Goal — Write out the complete material exactly as it stands.

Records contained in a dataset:
Start

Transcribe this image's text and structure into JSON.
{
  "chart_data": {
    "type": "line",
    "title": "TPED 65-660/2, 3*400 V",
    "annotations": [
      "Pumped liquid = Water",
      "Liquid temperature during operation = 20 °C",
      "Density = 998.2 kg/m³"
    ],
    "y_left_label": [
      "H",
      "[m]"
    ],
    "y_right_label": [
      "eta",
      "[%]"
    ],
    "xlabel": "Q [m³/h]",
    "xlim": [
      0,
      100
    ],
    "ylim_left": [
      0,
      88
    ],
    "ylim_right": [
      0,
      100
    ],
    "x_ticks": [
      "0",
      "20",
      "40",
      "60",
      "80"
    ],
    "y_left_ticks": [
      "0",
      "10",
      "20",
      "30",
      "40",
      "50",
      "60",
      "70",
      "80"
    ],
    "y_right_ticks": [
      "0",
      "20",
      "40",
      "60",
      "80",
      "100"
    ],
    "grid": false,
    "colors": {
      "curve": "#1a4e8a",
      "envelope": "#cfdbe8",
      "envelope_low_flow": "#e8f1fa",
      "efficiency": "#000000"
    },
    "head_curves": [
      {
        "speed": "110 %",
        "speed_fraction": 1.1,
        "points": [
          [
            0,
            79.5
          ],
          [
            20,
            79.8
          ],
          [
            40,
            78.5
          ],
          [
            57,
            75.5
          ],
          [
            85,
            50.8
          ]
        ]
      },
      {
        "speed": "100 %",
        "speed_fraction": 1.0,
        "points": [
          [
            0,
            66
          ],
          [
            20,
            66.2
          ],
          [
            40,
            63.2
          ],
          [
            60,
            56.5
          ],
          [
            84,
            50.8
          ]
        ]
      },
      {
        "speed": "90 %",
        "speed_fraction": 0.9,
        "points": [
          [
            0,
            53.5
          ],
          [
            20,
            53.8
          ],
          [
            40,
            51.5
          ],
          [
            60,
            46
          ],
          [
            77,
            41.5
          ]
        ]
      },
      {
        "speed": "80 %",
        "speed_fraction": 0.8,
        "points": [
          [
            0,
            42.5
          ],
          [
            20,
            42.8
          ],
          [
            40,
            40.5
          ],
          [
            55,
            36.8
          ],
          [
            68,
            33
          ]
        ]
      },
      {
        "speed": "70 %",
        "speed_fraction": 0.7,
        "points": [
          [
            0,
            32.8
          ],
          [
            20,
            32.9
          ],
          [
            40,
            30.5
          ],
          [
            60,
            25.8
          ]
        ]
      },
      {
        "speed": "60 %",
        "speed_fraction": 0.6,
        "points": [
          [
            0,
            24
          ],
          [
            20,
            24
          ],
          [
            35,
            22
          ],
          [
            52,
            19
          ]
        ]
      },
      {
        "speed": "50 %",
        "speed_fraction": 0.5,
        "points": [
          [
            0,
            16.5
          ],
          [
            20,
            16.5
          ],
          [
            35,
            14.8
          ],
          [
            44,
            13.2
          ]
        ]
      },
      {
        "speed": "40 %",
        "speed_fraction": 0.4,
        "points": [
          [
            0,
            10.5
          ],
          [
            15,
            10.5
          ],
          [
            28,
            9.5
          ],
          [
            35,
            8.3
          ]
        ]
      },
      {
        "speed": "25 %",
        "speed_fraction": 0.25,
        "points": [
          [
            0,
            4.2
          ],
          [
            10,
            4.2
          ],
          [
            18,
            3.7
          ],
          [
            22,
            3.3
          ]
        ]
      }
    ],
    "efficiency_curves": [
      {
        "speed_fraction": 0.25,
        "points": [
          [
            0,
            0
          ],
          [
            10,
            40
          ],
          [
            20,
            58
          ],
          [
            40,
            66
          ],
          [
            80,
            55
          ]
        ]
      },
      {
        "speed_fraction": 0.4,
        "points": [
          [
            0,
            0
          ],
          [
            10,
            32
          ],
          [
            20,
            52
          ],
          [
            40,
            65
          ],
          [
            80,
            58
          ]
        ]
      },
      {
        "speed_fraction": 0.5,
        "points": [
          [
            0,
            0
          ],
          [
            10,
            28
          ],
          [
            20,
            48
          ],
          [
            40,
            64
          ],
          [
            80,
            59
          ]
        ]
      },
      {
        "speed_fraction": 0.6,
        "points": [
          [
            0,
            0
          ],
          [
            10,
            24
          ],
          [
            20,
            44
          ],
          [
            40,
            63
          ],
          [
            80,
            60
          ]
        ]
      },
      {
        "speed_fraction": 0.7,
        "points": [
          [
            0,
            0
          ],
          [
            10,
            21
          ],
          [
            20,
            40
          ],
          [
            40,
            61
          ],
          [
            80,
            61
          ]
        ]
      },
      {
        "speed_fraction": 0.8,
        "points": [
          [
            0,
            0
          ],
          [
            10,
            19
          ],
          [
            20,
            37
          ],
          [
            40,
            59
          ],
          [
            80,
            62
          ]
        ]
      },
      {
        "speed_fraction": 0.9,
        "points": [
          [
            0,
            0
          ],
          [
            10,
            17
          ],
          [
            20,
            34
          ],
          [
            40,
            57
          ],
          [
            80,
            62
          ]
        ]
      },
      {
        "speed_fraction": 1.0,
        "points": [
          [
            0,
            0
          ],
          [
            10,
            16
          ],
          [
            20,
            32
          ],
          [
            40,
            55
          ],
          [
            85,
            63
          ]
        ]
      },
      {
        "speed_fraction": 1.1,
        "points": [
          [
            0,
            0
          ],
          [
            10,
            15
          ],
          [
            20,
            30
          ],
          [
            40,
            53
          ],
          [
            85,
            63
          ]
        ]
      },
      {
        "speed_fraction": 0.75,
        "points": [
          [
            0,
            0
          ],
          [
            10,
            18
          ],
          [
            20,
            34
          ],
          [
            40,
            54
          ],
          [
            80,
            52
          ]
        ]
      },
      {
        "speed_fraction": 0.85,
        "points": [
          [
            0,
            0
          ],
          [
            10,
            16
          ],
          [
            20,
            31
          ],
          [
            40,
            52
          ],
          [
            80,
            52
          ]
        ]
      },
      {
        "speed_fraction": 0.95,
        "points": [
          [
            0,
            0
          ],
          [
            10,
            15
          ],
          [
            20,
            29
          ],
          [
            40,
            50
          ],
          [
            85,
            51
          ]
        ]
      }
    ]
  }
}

End

Reply —
Transcribe this image's text and structure into JSON.
{
  "chart_data": {
    "type": "line",
    "title": "TPED 65-660/2, 3*400 V",
    "annotations": [
      "Pumped liquid = Water",
      "Liquid temperature during operation = 20 °C",
      "Density = 998.2 kg/m³"
    ],
    "y_left_label": [
      "H",
      "[m]"
    ],
    "y_right_label": [
      "eta",
      "[%]"
    ],
    "xlabel": "Q [m³/h]",
    "xlim": [
      0,
      100
    ],
    "ylim_left": [
      0,
      88
    ],
    "ylim_right": [
      0,
      100
    ],
    "x_ticks": [
      "0",
      "20",
      "40",
      "60",
      "80"
    ],
    "y_left_ticks": [
      "0",
      "10",
      "20",
      "30",
      "40",
      "50",
      "60",
      "70",
      "80"
    ],
    "y_right_ticks": [
      "0",
      "20",
      "40",
      "60",
      "80",
      "100"
    ],
    "grid": false,
    "colors": {
      "curve": "#1a4e8a",
      "envelope": "#cfdbe8",
      "envelope_low_flow": "#e8f1fa",
      "efficiency": "#000000"
    },
    "head_curves": [
      {
        "speed": "110 %",
        "speed_fraction": 1.1,
        "points": [
          [
            0,
            79.5
          ],
          [
            20,
            79.8
          ],
          [
            40,
            78.5
          ],
          [
            57,
            75.5
          ],
          [
            85,
            50.8
          ]
        ]
      },
      {
        "speed": "100 %",
        "speed_fraction": 1.0,
        "points": [
          [
            0,
            66
          ],
          [
            20,
            66.2
          ],
          [
            40,
            63.2
          ],
          [
            60,
            56.5
          ],
          [
            84,
            50.8
          ]
        ]
      },
      {
        "speed": "90 %",
        "speed_fraction": 0.9,
        "points": [
          [
            0,
            53.5
          ],
          [
            20,
            53.8
          ],
          [
            40,
            51.5
          ],
          [
            60,
            46
          ],
          [
            77,
            41.5
          ]
        ]
      },
      {
        "speed": "80 %",
        "speed_fraction": 0.8,
        "points": [
          [
            0,
            42.5
          ],
          [
            20,
            42.8
          ],
          [
            40,
            40.5
          ],
          [
            55,
            36.8
          ],
          [
            68,
            33
          ]
        ]
      },
      {
        "speed": "70 %",
        "speed_fraction": 0.7,
        "points": [
          [
            0,
            32.8
          ],
          [
            20,
            32.9
          ],
          [
            40,
            30.5
          ],
          [
            60,
            25.8
          ]
        ]
      },
      {
        "speed": "60 %",
        "speed_fraction": 0.6,
        "points": [
          [
            0,
            24
          ],
          [
            20,
            24
          ],
          [
            35,
            22
          ],
          [
            52,
            19
          ]
        ]
      },
      {
        "speed": "50 %",
        "speed_fraction": 0.5,
        "points": [
          [
            0,
            16.5
          ],
          [
            20,
            16.5
          ],
          [
            35,
            14.8
          ],
          [
            44,
            13.2
          ]
        ]
      },
      {
        "speed": "40 %",
        "speed_fraction": 0.4,
        "points": [
          [
            0,
            10.5
          ],
          [
            15,
            10.5
          ],
          [
            28,
            9.5
          ],
          [
            35,
            8.3
          ]
        ]
      },
      {
        "speed": "25 %",
        "speed_fraction": 0.25,
        "points": [
          [
            0,
            4.2
          ],
          [
            10,
            4.2
          ],
          [
            18,
            3.7
          ],
          [
            22,
            3.3
          ]
        ]
      }
    ],
    "efficiency_curves": [
      {
        "speed_fraction": 0.25,
        "points": [
          [
            0,
            0
          ],
          [
            10,
            40
          ],
          [
            20,
            58
          ],
          [
            40,
            66
          ],
          [
            80,
            55
          ]
        ]
      },
      {
        "speed_fraction": 0.4,
        "points": [
          [
            0,
            0
          ],
          [
            10,
            32
          ],
          [
            20,
            52
          ],
          [
            40,
            65
          ],
          [
            80,
            58
          ]
        ]
      },
      {
        "speed_fraction": 0.5,
        "points": [
          [
            0,
            0
          ],
          [
            10,
            28
          ],
          [
            20,
            48
          ],
          [
            40,
            64
          ],
          [
            80,
            59
          ]
        ]
      },
      {
        "speed_fraction": 0.6,
        "points": [
          [
            0,
            0
          ],
          [
            10,
            24
          ],
          [
            20,
            44
          ],
          [
            40,
            63
          ],
          [
            80,
            60
          ]
        ]
      },
      {
        "speed_fraction": 0.7,
        "points": [
          [
            0,
            0
          ],
          [
            10,
            21
          ],
          [
            20,
            40
          ],
          [
            40,
            61
          ],
          [
            80,
            61
          ]
        ]
      },
      {
        "speed_fraction": 0.8,
        "points": [
          [
            0,
            0
          ],
          [
            10,
            19
          ],
          [
            20,
            37
          ],
          [
            40,
            59
          ],
          [
            80,
            62
          ]
        ]
      },
      {
        "speed_fraction": 0.9,
        "points": [
          [
            0,
            0
          ],
          [
            10,
            17
          ],
          [
            20,
            34
          ],
          [
            40,
            57
          ],
          [
            80,
            62
          ]
        ]
      },
      {
        "speed_fraction": 1.0,
        "points": [
          [
            0,
            0
          ],
          [
            10,
            16
          ],
          [
            20,
            32
          ],
          [
            40,
            55
          ],
          [
            85,
            63
          ]
        ]
      },
      {
        "speed_fraction": 1.1,
        "points": [
          [
            0,
            0
          ],
          [
            10,
            15
          ],
          [
            20,
            30
          ],
          [
            40,
            53
          ],
          [
            85,
            63
          ]
        ]
      },
      {
        "speed_fraction": 0.75,
        "points": [
          [
            0,
            0
          ],
          [
            10,
            18
          ],
          [
            20,
            34
          ],
          [
            40,
            54
          ],
          [
            80,
            52
          ]
        ]
      },
      {
        "speed_fraction": 0.85,
        "points": [
          [
            0,
            0
          ],
          [
            10,
            16
          ],
          [
            20,
            31
          ],
          [
            40,
            52
          ],
          [
            80,
            52
          ]
        ]
      },
      {
        "speed_fraction": 0.95,
        "points": [
          [
            0,
            0
          ],
          [
            10,
            15
          ],
          [
            20,
            29
          ],
          [
            40,
            50
          ],
          [
            85,
            51
          ]
        ]
      }
    ]
  }
}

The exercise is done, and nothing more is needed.